## Given task
Here are some records. Copy each one exactly.

Dataset records:
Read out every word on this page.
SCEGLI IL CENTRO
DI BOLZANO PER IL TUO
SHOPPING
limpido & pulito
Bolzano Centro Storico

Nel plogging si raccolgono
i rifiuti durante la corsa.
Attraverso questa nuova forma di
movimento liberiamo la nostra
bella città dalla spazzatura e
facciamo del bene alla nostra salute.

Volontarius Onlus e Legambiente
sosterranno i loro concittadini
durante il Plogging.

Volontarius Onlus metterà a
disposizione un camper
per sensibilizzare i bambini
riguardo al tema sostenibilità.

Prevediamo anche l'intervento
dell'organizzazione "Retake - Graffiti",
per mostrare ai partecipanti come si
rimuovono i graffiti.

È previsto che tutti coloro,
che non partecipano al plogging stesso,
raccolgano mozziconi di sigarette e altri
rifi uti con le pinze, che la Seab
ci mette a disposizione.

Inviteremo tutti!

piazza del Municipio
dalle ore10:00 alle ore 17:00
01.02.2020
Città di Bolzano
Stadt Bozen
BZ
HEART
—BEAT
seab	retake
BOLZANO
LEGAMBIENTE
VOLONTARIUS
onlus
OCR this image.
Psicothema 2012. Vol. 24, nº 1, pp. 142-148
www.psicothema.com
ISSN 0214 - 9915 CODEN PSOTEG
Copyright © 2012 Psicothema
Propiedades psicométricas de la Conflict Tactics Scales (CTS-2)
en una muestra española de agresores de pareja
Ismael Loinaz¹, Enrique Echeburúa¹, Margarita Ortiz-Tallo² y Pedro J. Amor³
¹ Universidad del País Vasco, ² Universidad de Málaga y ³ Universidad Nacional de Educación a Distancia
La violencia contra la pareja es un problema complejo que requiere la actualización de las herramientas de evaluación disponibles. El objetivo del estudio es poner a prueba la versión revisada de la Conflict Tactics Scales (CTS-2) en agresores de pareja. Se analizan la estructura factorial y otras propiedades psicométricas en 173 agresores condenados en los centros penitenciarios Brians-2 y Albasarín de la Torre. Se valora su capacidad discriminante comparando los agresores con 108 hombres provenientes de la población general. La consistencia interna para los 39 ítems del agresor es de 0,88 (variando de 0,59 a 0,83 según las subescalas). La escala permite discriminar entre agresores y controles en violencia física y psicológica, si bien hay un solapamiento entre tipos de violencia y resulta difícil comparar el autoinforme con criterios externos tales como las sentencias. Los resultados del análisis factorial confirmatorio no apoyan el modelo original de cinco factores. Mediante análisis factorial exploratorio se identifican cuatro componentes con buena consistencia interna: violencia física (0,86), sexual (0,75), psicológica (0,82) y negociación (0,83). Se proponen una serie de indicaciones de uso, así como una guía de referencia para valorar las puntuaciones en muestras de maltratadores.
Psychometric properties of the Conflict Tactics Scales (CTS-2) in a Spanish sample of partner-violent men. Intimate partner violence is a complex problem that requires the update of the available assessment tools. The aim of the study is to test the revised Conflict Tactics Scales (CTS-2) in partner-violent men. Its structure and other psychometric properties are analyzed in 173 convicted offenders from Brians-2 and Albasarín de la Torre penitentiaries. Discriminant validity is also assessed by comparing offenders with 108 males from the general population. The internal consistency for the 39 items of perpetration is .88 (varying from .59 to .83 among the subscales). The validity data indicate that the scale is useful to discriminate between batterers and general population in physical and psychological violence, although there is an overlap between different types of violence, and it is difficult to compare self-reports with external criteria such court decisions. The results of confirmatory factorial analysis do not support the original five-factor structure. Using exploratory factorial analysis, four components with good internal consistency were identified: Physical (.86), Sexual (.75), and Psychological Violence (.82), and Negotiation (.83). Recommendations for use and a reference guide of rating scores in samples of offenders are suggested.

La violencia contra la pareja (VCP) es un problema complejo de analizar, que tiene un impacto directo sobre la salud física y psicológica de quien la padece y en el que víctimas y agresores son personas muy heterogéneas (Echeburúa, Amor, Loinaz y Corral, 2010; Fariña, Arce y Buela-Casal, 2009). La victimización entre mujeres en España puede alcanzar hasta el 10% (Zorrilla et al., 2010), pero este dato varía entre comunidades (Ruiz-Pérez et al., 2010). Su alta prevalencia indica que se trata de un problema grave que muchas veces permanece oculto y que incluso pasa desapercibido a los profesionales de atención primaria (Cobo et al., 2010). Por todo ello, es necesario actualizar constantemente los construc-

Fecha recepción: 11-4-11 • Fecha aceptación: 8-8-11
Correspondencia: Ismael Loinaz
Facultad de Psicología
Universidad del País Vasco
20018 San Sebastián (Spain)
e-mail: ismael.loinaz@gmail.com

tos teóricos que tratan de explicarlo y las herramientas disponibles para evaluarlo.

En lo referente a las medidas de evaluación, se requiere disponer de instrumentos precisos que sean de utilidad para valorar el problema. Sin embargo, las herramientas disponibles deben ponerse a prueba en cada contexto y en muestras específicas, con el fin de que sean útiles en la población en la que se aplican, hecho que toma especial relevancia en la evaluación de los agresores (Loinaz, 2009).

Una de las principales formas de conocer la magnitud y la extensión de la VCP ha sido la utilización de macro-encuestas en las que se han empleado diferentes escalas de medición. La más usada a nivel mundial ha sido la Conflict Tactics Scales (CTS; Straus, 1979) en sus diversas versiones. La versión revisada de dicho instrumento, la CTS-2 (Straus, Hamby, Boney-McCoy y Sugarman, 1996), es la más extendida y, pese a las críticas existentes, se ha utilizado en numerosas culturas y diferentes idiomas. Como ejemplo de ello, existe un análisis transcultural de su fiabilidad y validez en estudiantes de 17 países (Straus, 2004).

## Response to the task
Read out every word on this page.
SCEGLI IL CENTRO
DI BOLZANO PER IL TUO
SHOPPING
limpido & pulito
Bolzano Centro Storico

Nel plogging si raccolgono
i rifiuti durante la corsa.
Attraverso questa nuova forma di
movimento liberiamo la nostra
bella città dalla spazzatura e
facciamo del bene alla nostra salute.

Volontarius Onlus e Legambiente
sosterranno i loro concittadini
durante il Plogging.

Volontarius Onlus metterà a
disposizione un camper
per sensibilizzare i bambini
riguardo al tema sostenibilità.

Prevediamo anche l'intervento
dell'organizzazione "Retake - Graffiti",
per mostrare ai partecipanti come si
rimuovono i graffiti.

È previsto che tutti coloro,
che non partecipano al plogging stesso,
raccolgano mozziconi di sigarette e altri
rifi uti con le pinze, che la Seab
ci mette a disposizione.

Inviteremo tutti!

piazza del Municipio
dalle ore10:00 alle ore 17:00
01.02.2020
Città di Bolzano
Stadt Bozen
BZ
HEART
—BEAT
seab	retake
BOLZANO
LEGAMBIENTE
VOLONTARIUS
onlus
OCR this image.
Psicothema 2012. Vol. 24, nº 1, pp. 142-148
www.psicothema.com
ISSN 0214 - 9915 CODEN PSOTEG
Copyright © 2012 Psicothema
Propiedades psicométricas de la Conflict Tactics Scales (CTS-2)
en una muestra española de agresores de pareja
Ismael Loinaz¹, Enrique Echeburúa¹, Margarita Ortiz-Tallo² y Pedro J. Amor³
¹ Universidad del País Vasco, ² Universidad de Málaga y ³ Universidad Nacional de Educación a Distancia
La violencia contra la pareja es un problema complejo que requiere la actualización de las herramientas de evaluación disponibles. El objetivo del estudio es poner a prueba la versión revisada de la Conflict Tactics Scales (CTS-2) en agresores de pareja. Se analizan la estructura factorial y otras propiedades psicométricas en 173 agresores condenados en los centros penitenciarios Brians-2 y Albasarín de la Torre. Se valora su capacidad discriminante comparando los agresores con 108 hombres provenientes de la población general. La consistencia interna para los 39 ítems del agresor es de 0,88 (variando de 0,59 a 0,83 según las subescalas). La escala permite discriminar entre agresores y controles en violencia física y psicológica, si bien hay un solapamiento entre tipos de violencia y resulta difícil comparar el autoinforme con criterios externos tales como las sentencias. Los resultados del análisis factorial confirmatorio no apoyan el modelo original de cinco factores. Mediante análisis factorial exploratorio se identifican cuatro componentes con buena consistencia interna: violencia física (0,86), sexual (0,75), psicológica (0,82) y negociación (0,83). Se proponen una serie de indicaciones de uso, así como una guía de referencia para valorar las puntuaciones en muestras de maltratadores.
Psychometric properties of the Conflict Tactics Scales (CTS-2) in a Spanish sample of partner-violent men. Intimate partner violence is a complex problem that requires the update of the available assessment tools. The aim of the study is to test the revised Conflict Tactics Scales (CTS-2) in partner-violent men. Its structure and other psychometric properties are analyzed in 173 convicted offenders from Brians-2 and Albasarín de la Torre penitentiaries. Discriminant validity is also assessed by comparing offenders with 108 males from the general population. The internal consistency for the 39 items of perpetration is .88 (varying from .59 to .83 among the subscales). The validity data indicate that the scale is useful to discriminate between batterers and general population in physical and psychological violence, although there is an overlap between different types of violence, and it is difficult to compare self-reports with external criteria such court decisions. The results of confirmatory factorial analysis do not support the original five-factor structure. Using exploratory factorial analysis, four components with good internal consistency were identified: Physical (.86), Sexual (.75), and Psychological Violence (.82), and Negotiation (.83). Recommendations for use and a reference guide of rating scores in samples of offenders are suggested.

La violencia contra la pareja (VCP) es un problema complejo de analizar, que tiene un impacto directo sobre la salud física y psicológica de quien la padece y en el que víctimas y agresores son personas muy heterogéneas (Echeburúa, Amor, Loinaz y Corral, 2010; Fariña, Arce y Buela-Casal, 2009). La victimización entre mujeres en España puede alcanzar hasta el 10% (Zorrilla et al., 2010), pero este dato varía entre comunidades (Ruiz-Pérez et al., 2010). Su alta prevalencia indica que se trata de un problema grave que muchas veces permanece oculto y que incluso pasa desapercibido a los profesionales de atención primaria (Cobo et al., 2010). Por todo ello, es necesario actualizar constantemente los construc-

Fecha recepción: 11-4-11 • Fecha aceptación: 8-8-11
Correspondencia: Ismael Loinaz
Facultad de Psicología
Universidad del País Vasco
20018 San Sebastián (Spain)
e-mail: ismael.loinaz@gmail.com

tos teóricos que tratan de explicarlo y las herramientas disponibles para evaluarlo.

En lo referente a las medidas de evaluación, se requiere disponer de instrumentos precisos que sean de utilidad para valorar el problema. Sin embargo, las herramientas disponibles deben ponerse a prueba en cada contexto y en muestras específicas, con el fin de que sean útiles en la población en la que se aplican, hecho que toma especial relevancia en la evaluación de los agresores (Loinaz, 2009).

Una de las principales formas de conocer la magnitud y la extensión de la VCP ha sido la utilización de macro-encuestas en las que se han empleado diferentes escalas de medición. La más usada a nivel mundial ha sido la Conflict Tactics Scales (CTS; Straus, 1979) en sus diversas versiones. La versión revisada de dicho instrumento, la CTS-2 (Straus, Hamby, Boney-McCoy y Sugarman, 1996), es la más extendida y, pese a las críticas existentes, se ha utilizado en numerosas culturas y diferentes idiomas. Como ejemplo de ello, existe un análisis transcultural de su fiabilidad y validez en estudiantes de 17 países (Straus, 2004).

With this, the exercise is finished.